• Problem details
Using the material below, copy every line where "page" appears.

• Records to use
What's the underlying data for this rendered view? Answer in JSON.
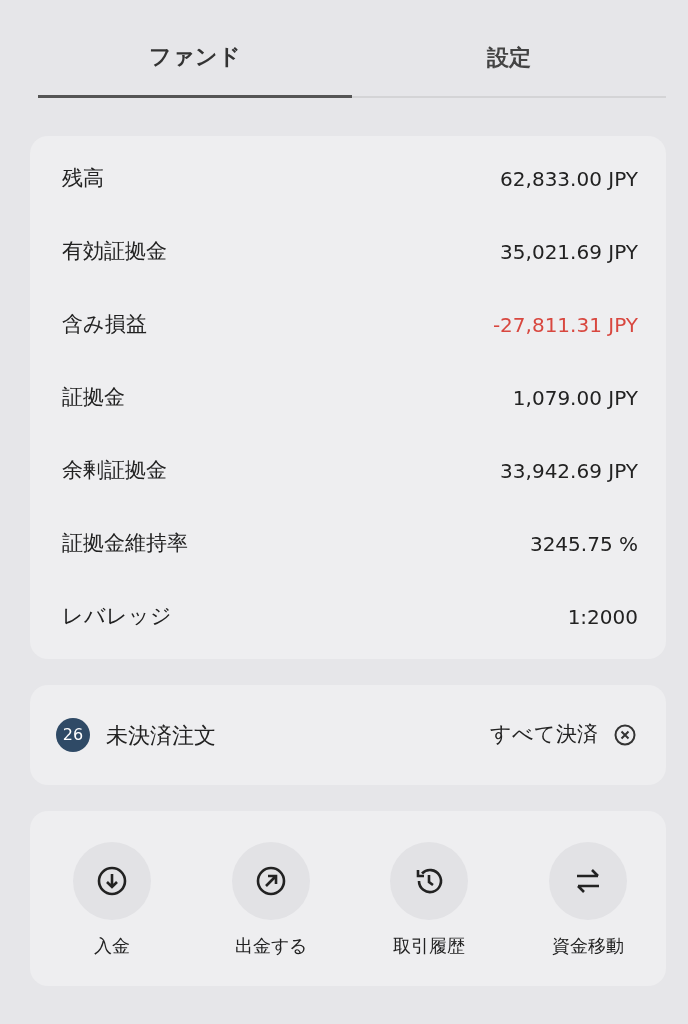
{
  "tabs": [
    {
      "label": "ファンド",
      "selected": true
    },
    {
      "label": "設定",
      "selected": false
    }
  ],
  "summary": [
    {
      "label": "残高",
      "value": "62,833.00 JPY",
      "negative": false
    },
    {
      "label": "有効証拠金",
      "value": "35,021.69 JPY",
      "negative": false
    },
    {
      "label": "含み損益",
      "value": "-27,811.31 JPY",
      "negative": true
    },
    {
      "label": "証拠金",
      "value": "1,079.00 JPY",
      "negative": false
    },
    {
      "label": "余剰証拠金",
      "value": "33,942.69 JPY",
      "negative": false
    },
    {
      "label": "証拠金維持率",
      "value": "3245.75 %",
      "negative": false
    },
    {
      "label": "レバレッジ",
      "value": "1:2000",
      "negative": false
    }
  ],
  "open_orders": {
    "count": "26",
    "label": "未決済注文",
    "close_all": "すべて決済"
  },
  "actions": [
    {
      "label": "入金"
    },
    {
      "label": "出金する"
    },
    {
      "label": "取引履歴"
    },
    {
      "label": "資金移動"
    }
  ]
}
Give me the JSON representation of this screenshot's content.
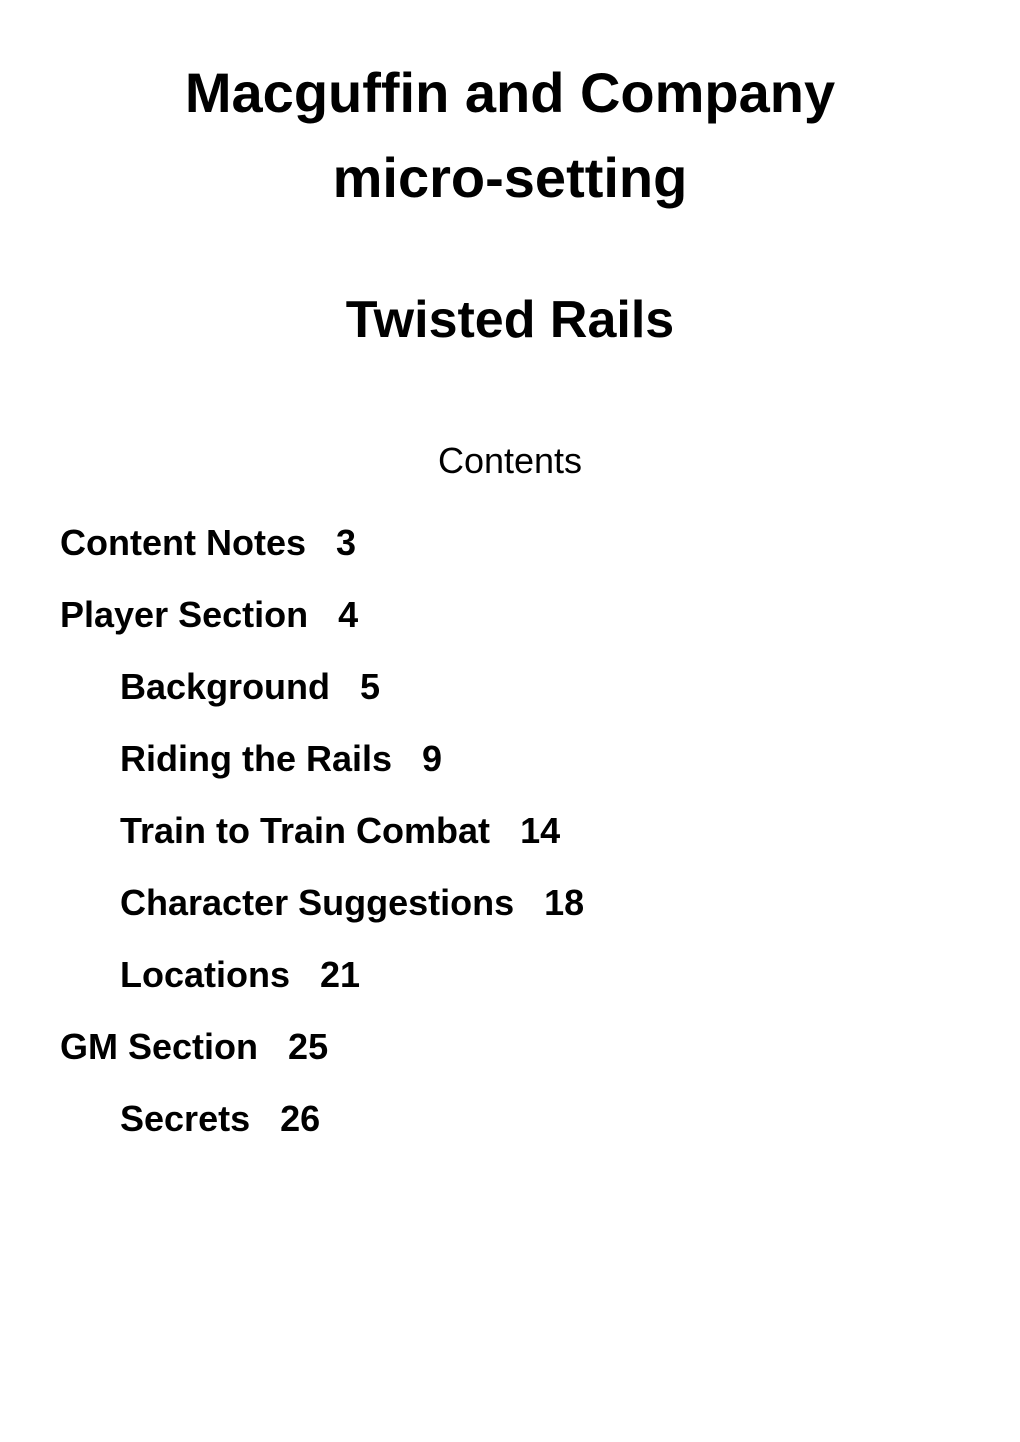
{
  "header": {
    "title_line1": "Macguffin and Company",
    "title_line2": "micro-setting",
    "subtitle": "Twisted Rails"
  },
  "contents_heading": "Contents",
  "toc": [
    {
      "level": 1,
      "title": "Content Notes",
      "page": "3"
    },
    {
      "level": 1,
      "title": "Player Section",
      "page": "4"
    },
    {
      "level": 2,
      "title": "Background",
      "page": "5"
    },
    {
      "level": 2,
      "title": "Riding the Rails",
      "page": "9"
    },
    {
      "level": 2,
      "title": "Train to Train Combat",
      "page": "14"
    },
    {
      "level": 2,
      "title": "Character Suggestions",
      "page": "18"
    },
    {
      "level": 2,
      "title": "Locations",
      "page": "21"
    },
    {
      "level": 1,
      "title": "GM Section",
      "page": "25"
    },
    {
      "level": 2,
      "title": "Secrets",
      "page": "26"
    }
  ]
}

* * *

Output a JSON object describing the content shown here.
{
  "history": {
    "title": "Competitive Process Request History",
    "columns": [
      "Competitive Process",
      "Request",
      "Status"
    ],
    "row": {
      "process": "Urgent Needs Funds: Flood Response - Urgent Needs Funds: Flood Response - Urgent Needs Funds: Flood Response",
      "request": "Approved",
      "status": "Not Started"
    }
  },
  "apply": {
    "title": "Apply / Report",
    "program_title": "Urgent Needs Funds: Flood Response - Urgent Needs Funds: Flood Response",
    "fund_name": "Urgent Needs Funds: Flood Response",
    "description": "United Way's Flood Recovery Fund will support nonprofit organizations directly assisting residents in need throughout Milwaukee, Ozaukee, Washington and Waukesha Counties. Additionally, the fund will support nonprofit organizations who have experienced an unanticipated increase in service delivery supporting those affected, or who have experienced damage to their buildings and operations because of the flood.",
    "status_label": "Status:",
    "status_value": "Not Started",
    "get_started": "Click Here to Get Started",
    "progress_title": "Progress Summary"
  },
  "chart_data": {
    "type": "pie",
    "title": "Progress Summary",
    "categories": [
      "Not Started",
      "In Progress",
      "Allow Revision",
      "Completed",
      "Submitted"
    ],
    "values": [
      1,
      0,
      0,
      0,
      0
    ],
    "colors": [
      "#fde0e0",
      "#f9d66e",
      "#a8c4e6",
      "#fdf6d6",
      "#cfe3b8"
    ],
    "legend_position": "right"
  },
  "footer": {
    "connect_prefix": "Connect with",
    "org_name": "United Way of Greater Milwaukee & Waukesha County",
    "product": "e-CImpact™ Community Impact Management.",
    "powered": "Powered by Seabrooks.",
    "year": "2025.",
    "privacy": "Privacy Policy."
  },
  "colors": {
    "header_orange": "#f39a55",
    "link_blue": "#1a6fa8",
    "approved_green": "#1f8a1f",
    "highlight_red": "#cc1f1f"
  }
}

• Reply to the exercise
      "page": "3"
      "page": "4"
      "page": "5"
      "page": "9"
      "page": "14"
      "page": "18"
      "page": "21"
      "page": "25"
      "page": "26"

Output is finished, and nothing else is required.